-- REQUEST --
Using the material that follows, identify and copy each line with the string "this".

Records from a dataset
** Start **

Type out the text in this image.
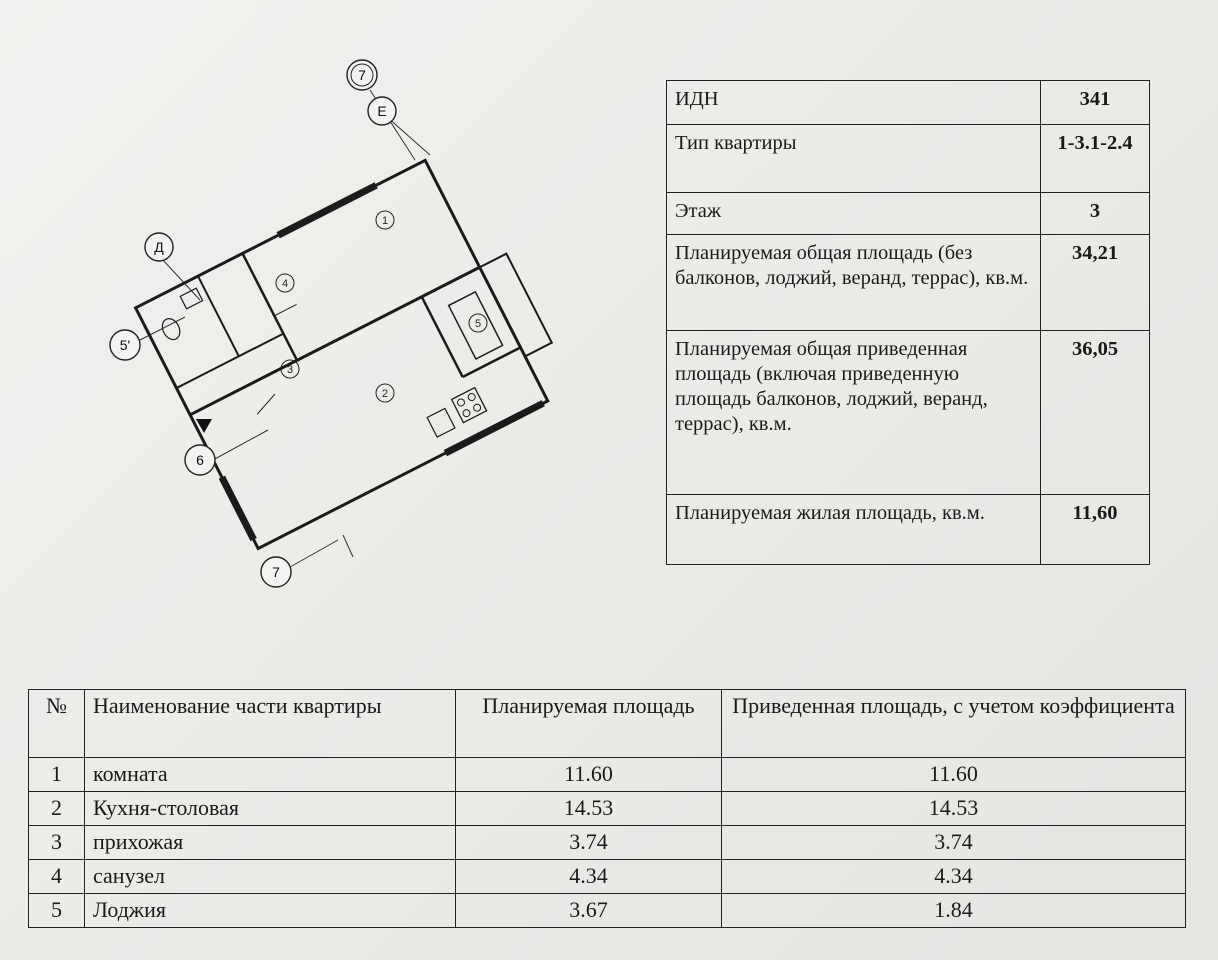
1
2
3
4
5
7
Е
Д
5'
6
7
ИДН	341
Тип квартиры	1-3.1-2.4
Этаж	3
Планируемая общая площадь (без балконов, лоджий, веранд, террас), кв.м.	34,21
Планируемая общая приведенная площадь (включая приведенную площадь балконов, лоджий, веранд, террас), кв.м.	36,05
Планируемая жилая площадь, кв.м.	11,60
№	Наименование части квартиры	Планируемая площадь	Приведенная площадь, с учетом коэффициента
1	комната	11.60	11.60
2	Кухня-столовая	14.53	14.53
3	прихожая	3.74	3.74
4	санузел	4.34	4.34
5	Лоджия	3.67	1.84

** End **
** Start **

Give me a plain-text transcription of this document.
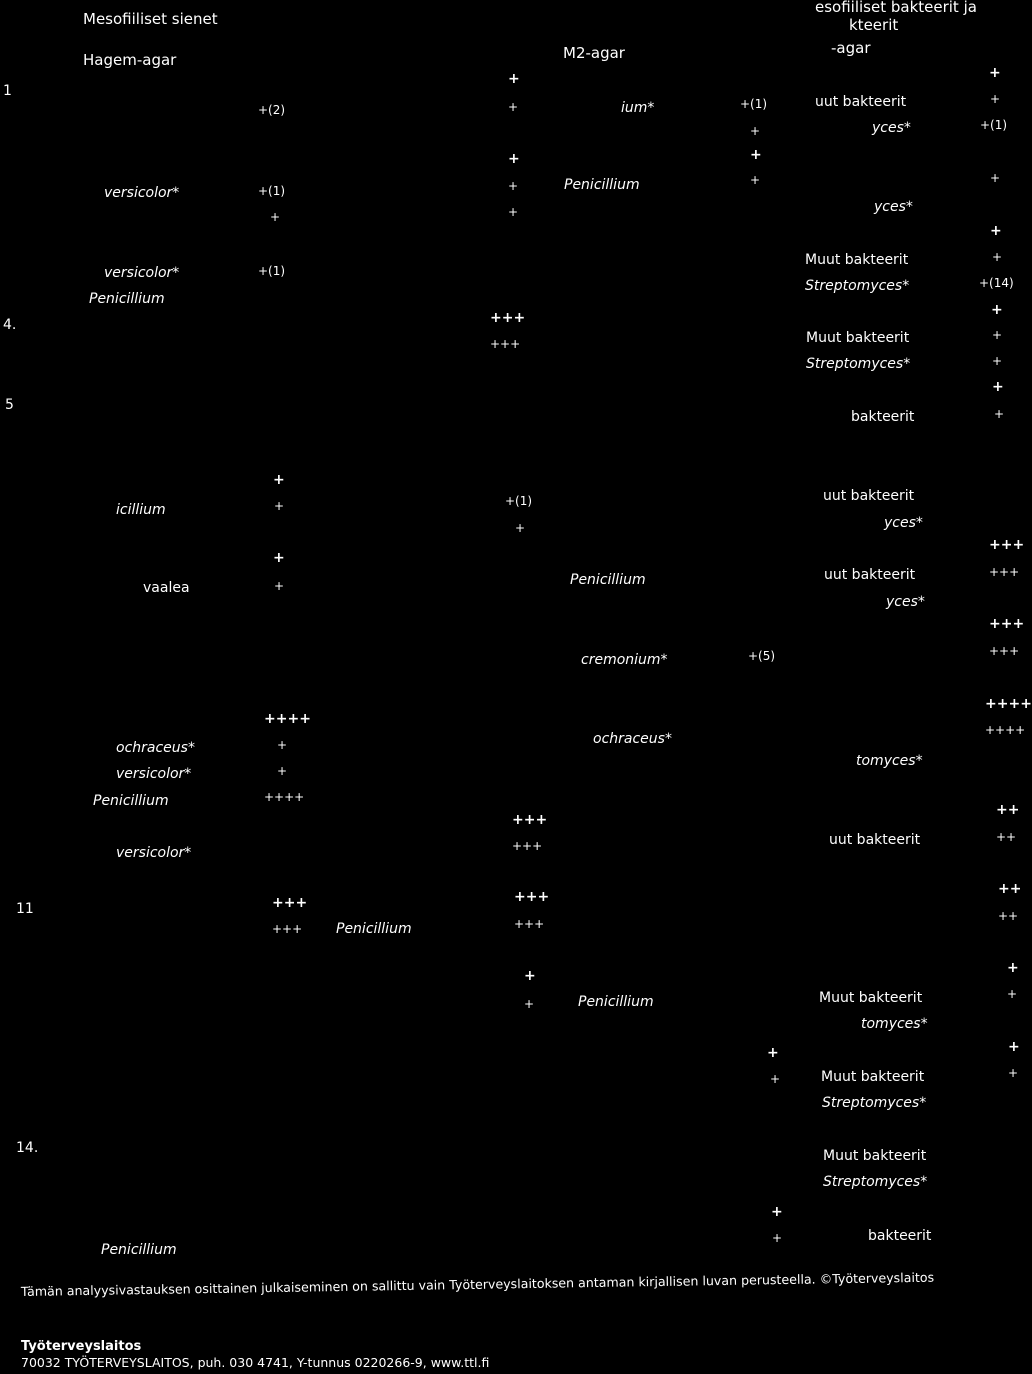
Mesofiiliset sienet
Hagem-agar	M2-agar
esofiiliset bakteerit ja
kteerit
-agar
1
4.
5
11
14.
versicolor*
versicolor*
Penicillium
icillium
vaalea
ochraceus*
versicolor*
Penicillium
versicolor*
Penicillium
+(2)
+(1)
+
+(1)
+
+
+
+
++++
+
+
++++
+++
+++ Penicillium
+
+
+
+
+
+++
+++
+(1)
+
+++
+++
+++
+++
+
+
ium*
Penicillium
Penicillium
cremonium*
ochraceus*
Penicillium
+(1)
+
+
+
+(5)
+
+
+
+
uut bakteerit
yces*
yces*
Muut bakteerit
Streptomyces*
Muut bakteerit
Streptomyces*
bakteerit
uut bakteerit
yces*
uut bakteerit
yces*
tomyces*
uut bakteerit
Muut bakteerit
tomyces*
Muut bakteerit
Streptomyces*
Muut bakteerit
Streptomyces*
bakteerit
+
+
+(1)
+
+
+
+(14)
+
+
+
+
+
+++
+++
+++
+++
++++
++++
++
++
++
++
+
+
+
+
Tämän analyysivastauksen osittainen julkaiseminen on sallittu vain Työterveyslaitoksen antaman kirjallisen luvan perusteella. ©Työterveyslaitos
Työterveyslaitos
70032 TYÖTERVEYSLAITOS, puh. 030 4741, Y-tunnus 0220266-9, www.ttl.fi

** End **

-- ANSWER FOR THE TASK --
Type out the text in this image.
Give me a plain-text transcription of this document.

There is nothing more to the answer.